▶ [Task objective]: Transcribe every line exactly and omit anything that is a picture.

Part of a data file:
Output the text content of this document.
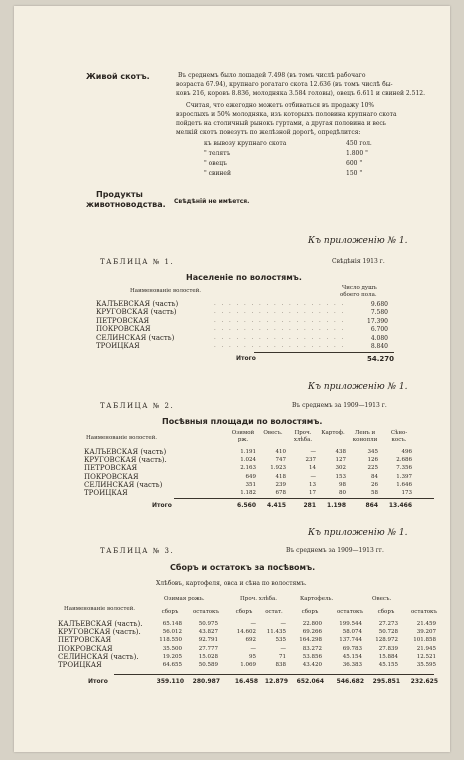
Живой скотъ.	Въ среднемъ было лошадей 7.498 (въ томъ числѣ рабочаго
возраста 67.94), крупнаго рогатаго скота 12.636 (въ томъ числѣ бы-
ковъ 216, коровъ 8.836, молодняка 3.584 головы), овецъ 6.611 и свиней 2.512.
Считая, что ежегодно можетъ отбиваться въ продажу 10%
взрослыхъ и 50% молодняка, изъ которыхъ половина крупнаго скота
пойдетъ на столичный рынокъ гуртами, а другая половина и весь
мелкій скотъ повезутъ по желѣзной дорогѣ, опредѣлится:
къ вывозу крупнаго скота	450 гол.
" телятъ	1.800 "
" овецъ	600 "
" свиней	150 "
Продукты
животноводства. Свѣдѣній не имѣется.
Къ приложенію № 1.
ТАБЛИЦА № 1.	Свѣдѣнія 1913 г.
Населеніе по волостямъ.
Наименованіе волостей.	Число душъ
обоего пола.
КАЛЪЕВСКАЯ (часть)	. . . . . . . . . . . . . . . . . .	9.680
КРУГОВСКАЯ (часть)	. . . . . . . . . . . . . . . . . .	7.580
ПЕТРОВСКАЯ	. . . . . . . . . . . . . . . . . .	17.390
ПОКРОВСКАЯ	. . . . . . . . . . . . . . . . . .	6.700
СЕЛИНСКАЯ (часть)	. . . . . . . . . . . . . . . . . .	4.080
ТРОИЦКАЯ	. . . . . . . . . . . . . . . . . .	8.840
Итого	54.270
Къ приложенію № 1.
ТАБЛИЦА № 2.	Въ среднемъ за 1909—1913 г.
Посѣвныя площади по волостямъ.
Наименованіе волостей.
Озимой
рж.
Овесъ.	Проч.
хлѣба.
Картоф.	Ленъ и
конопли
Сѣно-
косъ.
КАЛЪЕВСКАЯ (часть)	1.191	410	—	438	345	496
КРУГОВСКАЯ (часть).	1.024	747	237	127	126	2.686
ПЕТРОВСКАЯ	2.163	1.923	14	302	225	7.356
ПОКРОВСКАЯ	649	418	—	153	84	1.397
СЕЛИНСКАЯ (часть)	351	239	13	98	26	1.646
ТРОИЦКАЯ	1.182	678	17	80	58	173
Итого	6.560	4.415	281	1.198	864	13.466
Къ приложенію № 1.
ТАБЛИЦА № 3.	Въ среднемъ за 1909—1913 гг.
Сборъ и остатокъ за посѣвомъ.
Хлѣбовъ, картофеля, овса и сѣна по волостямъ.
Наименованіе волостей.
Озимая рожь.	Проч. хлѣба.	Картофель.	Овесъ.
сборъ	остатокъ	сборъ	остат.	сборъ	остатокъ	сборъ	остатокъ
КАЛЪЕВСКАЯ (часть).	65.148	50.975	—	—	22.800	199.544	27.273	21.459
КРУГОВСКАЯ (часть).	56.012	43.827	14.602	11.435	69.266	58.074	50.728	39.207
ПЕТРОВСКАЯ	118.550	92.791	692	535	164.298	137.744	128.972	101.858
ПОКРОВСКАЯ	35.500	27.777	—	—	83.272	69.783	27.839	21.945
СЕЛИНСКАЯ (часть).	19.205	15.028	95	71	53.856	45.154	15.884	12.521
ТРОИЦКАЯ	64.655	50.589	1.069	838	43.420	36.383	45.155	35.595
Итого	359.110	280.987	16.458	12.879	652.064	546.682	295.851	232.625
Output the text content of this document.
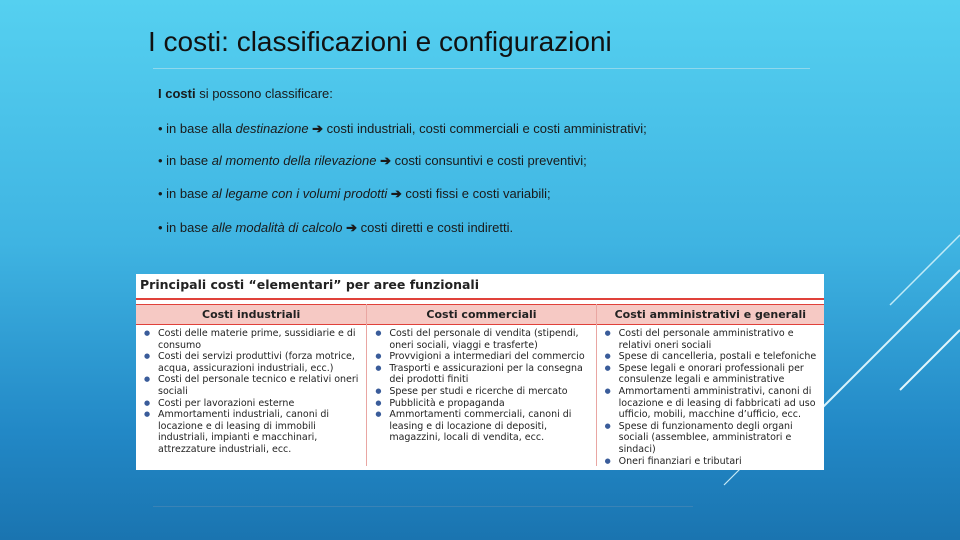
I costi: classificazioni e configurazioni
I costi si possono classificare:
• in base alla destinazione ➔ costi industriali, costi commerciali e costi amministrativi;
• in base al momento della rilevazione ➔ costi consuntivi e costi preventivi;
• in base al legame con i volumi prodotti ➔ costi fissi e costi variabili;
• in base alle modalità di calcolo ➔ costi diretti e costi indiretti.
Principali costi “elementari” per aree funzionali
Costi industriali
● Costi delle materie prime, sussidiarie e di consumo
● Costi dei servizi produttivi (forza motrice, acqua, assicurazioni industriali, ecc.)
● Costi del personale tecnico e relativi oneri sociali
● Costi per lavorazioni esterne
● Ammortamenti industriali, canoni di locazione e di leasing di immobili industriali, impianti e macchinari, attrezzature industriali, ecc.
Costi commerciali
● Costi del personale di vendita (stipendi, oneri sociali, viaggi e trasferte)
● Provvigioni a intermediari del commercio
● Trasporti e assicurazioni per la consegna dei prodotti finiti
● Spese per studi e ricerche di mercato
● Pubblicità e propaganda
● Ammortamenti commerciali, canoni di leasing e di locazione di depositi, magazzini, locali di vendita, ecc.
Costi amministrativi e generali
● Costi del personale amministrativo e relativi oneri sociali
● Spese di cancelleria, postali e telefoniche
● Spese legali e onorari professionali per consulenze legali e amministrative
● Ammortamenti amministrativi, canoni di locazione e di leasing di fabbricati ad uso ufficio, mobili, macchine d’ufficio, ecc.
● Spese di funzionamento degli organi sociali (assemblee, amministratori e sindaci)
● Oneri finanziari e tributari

▶ [Exercise result]:
Output the text content of this document.
Живой скотъ.	Въ среднемъ было лошадей 7.498 (въ томъ числѣ рабочаго
возраста 67.94), крупнаго рогатаго скота 12.636 (въ томъ числѣ бы-
ковъ 216, коровъ 8.836, молодняка 3.584 головы), овецъ 6.611 и свиней 2.512.
Считая, что ежегодно можетъ отбиваться въ продажу 10%
взрослыхъ и 50% молодняка, изъ которыхъ половина крупнаго скота
пойдетъ на столичный рынокъ гуртами, а другая половина и весь
мелкій скотъ повезутъ по желѣзной дорогѣ, опредѣлится:
къ вывозу крупнаго скота	450 гол.
" телятъ	1.800 "
" овецъ	600 "
" свиней	150 "
Продукты
животноводства. Свѣдѣній не имѣется.
Къ приложенію № 1.
ТАБЛИЦА № 1.	Свѣдѣнія 1913 г.
Населеніе по волостямъ.
Наименованіе волостей.	Число душъ
обоего пола.
КАЛЪЕВСКАЯ (часть)	. . . . . . . . . . . . . . . . . .	9.680
КРУГОВСКАЯ (часть)	. . . . . . . . . . . . . . . . . .	7.580
ПЕТРОВСКАЯ	. . . . . . . . . . . . . . . . . .	17.390
ПОКРОВСКАЯ	. . . . . . . . . . . . . . . . . .	6.700
СЕЛИНСКАЯ (часть)	. . . . . . . . . . . . . . . . . .	4.080
ТРОИЦКАЯ	. . . . . . . . . . . . . . . . . .	8.840
Итого	54.270
Къ приложенію № 1.
ТАБЛИЦА № 2.	Въ среднемъ за 1909—1913 г.
Посѣвныя площади по волостямъ.
Наименованіе волостей.
Озимой
рж.
Овесъ.	Проч.
хлѣба.
Картоф.	Ленъ и
конопли
Сѣно-
косъ.
КАЛЪЕВСКАЯ (часть)	1.191	410	—	438	345	496
КРУГОВСКАЯ (часть).	1.024	747	237	127	126	2.686
ПЕТРОВСКАЯ	2.163	1.923	14	302	225	7.356
ПОКРОВСКАЯ	649	418	—	153	84	1.397
СЕЛИНСКАЯ (часть)	351	239	13	98	26	1.646
ТРОИЦКАЯ	1.182	678	17	80	58	173
Итого	6.560	4.415	281	1.198	864	13.466
Къ приложенію № 1.
ТАБЛИЦА № 3.	Въ среднемъ за 1909—1913 гг.
Сборъ и остатокъ за посѣвомъ.
Хлѣбовъ, картофеля, овса и сѣна по волостямъ.
Наименованіе волостей.
Озимая рожь.	Проч. хлѣба.	Картофель.	Овесъ.
сборъ	остатокъ	сборъ	остат.	сборъ	остатокъ	сборъ	остатокъ
КАЛЪЕВСКАЯ (часть).	65.148	50.975	—	—	22.800	199.544	27.273	21.459
КРУГОВСКАЯ (часть).	56.012	43.827	14.602	11.435	69.266	58.074	50.728	39.207
ПЕТРОВСКАЯ	118.550	92.791	692	535	164.298	137.744	128.972	101.858
ПОКРОВСКАЯ	35.500	27.777	—	—	83.272	69.783	27.839	21.945
СЕЛИНСКАЯ (часть).	19.205	15.028	95	71	53.856	45.154	15.884	12.521
ТРОИЦКАЯ	64.655	50.589	1.069	838	43.420	36.383	45.155	35.595
Итого	359.110	280.987	16.458	12.879	652.064	546.682	295.851	232.625
Output the text content of this document.
I costi: classificazioni e configurazioni
I costi si possono classificare:
• in base alla destinazione ➔ costi industriali, costi commerciali e costi amministrativi;
• in base al momento della rilevazione ➔ costi consuntivi e costi preventivi;
• in base al legame con i volumi prodotti ➔ costi fissi e costi variabili;
• in base alle modalità di calcolo ➔ costi diretti e costi indiretti.
Principali costi “elementari” per aree funzionali
Costi industriali
● Costi delle materie prime, sussidiarie e di consumo
● Costi dei servizi produttivi (forza motrice, acqua, assicurazioni industriali, ecc.)
● Costi del personale tecnico e relativi oneri sociali
● Costi per lavorazioni esterne
● Ammortamenti industriali, canoni di locazione e di leasing di immobili industriali, impianti e macchinari, attrezzature industriali, ecc.
Costi commerciali
● Costi del personale di vendita (stipendi, oneri sociali, viaggi e trasferte)
● Provvigioni a intermediari del commercio
● Trasporti e assicurazioni per la consegna dei prodotti finiti
● Spese per studi e ricerche di mercato
● Pubblicità e propaganda
● Ammortamenti commerciali, canoni di leasing e di locazione di depositi, magazzini, locali di vendita, ecc.
Costi amministrativi e generali
● Costi del personale amministrativo e relativi oneri sociali
● Spese di cancelleria, postali e telefoniche
● Spese legali e onorari professionali per consulenze legali e amministrative
● Ammortamenti amministrativi, canoni di locazione e di leasing di fabbricati ad uso ufficio, mobili, macchine d’ufficio, ecc.
● Spese di funzionamento degli organi sociali (assemblee, amministratori e sindaci)
● Oneri finanziari e tributari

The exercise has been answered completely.